_Given request_
Among the lines below, count those with "السنوات". Give the total alone.

_Supplied information_
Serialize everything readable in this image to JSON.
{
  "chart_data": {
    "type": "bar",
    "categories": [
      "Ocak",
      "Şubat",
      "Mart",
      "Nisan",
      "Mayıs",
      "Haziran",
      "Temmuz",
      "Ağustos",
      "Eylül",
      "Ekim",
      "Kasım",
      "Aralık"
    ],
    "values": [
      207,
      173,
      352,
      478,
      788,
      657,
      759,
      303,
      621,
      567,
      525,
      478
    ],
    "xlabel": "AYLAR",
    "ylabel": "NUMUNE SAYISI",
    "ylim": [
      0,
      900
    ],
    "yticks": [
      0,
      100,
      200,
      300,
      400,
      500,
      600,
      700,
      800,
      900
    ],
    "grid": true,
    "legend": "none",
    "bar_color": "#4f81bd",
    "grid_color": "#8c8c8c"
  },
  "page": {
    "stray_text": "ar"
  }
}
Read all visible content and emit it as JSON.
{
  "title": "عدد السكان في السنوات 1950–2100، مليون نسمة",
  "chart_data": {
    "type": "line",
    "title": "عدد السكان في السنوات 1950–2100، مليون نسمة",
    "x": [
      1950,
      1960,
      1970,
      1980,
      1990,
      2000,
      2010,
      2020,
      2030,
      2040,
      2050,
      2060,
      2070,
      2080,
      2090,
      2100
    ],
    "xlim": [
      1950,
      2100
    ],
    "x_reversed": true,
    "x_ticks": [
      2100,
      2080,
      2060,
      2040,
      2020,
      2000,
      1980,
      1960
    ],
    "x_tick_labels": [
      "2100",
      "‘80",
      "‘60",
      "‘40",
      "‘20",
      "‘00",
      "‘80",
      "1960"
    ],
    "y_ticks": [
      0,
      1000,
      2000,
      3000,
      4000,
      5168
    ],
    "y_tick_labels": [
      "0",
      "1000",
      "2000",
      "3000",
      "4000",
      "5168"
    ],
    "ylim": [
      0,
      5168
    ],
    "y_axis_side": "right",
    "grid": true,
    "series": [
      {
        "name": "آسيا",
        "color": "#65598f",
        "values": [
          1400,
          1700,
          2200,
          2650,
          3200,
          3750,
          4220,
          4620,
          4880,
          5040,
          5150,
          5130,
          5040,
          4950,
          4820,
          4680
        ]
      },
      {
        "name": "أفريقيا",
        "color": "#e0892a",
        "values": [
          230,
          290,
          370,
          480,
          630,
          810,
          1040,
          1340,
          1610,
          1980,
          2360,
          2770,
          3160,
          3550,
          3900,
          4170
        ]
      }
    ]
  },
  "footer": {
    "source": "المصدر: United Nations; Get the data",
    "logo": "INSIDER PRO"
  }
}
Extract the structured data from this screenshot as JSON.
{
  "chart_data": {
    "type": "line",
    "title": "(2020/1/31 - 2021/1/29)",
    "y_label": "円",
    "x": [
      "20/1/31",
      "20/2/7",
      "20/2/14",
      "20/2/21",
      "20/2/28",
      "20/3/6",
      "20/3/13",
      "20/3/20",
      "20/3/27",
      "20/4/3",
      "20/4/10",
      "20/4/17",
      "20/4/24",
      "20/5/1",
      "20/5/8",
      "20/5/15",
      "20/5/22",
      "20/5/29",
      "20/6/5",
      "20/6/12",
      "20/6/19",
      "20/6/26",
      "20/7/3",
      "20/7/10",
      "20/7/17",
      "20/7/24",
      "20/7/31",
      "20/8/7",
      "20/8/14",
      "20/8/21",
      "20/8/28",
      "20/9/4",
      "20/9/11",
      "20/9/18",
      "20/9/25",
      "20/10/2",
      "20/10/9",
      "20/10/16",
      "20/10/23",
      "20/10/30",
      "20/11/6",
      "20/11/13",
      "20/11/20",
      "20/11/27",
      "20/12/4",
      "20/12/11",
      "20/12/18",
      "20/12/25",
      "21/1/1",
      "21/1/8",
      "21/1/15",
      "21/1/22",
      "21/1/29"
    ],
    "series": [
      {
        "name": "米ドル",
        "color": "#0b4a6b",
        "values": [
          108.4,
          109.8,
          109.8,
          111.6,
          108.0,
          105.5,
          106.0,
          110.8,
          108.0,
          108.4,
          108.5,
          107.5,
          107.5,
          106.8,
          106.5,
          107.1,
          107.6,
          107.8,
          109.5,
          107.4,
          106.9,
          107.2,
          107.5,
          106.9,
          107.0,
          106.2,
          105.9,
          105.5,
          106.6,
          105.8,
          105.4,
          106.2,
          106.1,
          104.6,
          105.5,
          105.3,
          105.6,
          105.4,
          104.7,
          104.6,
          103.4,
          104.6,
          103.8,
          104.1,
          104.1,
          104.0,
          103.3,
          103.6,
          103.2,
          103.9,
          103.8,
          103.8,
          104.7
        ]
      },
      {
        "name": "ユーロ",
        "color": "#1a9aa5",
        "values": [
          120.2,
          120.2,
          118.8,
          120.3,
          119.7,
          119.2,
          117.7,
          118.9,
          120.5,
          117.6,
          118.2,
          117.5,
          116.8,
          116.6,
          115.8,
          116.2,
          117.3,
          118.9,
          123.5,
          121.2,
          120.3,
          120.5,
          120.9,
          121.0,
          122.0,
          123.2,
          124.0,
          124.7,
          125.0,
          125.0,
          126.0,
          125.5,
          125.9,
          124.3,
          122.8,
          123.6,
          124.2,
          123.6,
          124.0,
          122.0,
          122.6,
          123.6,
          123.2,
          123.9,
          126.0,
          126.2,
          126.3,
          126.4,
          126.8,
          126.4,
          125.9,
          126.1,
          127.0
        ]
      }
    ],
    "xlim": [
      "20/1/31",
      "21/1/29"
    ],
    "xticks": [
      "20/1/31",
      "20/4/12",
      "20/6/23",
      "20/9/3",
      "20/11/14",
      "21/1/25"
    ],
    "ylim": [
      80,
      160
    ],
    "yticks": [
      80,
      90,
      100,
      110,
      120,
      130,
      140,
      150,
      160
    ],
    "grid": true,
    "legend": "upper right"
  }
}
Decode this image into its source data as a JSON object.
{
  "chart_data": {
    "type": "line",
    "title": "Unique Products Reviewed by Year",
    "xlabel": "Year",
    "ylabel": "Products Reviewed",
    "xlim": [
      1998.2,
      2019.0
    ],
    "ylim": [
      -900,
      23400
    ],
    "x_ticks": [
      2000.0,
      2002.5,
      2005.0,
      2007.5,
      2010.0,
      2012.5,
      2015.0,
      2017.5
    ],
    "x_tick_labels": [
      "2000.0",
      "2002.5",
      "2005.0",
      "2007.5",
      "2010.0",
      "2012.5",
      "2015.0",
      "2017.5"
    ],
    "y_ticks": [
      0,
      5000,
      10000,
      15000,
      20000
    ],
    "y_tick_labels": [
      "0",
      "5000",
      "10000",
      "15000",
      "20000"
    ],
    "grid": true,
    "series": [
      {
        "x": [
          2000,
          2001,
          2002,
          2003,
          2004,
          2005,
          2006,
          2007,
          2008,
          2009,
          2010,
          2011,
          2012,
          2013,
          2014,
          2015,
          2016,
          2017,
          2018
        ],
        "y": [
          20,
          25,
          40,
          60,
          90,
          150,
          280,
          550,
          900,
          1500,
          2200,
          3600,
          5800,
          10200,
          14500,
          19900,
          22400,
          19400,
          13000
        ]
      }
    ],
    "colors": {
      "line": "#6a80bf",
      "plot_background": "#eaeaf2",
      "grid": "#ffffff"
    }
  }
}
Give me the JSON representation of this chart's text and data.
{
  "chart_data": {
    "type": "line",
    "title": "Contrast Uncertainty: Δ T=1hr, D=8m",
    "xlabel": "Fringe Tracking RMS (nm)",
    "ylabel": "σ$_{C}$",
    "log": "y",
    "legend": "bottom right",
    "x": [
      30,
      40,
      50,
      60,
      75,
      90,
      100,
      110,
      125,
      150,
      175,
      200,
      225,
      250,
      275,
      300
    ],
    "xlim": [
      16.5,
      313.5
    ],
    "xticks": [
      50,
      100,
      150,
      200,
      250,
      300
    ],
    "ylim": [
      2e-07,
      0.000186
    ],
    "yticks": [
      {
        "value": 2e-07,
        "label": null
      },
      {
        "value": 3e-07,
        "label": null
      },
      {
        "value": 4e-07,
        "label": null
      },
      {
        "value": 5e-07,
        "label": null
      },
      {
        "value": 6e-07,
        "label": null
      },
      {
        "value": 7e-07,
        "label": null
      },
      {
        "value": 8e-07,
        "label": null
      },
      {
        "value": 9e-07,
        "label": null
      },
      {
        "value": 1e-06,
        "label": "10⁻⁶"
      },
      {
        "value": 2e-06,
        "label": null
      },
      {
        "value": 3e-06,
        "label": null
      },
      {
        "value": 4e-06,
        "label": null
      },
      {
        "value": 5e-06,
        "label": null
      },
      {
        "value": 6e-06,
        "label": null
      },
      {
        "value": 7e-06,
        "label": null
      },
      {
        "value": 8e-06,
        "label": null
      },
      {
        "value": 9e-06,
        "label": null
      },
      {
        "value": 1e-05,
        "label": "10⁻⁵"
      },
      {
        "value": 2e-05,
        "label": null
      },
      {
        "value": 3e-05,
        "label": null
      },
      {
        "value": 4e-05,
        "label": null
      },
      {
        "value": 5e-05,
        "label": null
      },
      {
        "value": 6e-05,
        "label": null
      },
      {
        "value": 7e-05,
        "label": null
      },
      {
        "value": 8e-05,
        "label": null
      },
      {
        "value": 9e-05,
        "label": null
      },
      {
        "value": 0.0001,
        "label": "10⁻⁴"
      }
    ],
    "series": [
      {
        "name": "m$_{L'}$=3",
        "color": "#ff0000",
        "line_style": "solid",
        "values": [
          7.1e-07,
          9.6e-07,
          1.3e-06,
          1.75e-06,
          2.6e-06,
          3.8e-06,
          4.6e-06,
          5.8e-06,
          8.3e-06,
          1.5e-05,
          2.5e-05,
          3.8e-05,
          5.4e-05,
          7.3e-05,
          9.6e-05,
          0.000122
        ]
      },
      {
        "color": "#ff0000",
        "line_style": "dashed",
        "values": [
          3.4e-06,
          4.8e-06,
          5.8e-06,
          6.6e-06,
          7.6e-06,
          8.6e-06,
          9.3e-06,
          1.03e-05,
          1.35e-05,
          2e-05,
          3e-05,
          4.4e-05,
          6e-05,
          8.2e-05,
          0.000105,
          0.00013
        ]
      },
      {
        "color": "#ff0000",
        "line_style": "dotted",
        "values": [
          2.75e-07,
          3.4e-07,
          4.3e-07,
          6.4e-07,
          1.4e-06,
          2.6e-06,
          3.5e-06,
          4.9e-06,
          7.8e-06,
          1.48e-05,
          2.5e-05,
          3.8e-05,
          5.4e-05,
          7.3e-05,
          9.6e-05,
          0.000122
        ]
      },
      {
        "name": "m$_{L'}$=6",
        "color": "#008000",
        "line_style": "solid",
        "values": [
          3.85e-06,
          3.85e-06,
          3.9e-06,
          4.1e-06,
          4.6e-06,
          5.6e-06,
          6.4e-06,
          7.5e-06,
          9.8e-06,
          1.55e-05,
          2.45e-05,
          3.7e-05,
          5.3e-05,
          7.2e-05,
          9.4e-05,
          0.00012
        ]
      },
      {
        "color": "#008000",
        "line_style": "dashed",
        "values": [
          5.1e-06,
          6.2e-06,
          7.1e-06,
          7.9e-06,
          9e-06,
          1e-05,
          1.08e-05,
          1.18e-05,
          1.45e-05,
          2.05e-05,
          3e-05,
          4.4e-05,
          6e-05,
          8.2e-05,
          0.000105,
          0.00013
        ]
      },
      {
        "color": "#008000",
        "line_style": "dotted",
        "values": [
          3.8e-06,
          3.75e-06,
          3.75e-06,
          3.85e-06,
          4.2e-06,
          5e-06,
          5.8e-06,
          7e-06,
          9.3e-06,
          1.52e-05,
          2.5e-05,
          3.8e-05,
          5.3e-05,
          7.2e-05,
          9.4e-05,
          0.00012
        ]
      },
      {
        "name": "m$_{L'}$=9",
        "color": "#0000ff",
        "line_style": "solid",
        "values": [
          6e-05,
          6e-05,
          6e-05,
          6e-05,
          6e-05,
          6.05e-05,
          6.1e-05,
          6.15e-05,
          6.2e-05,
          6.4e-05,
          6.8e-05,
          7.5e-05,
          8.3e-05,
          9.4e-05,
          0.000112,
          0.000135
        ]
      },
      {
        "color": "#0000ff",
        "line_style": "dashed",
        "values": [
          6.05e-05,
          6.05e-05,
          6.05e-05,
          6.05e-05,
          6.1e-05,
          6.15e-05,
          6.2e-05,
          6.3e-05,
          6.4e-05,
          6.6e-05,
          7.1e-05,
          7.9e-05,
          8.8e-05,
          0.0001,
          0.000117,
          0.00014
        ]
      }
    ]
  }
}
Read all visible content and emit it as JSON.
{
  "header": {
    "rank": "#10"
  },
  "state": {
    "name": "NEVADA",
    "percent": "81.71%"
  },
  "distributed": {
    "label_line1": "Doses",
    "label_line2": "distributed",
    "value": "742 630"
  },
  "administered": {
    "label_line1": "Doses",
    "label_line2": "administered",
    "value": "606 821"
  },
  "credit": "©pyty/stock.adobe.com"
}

_Output for this exercise_
2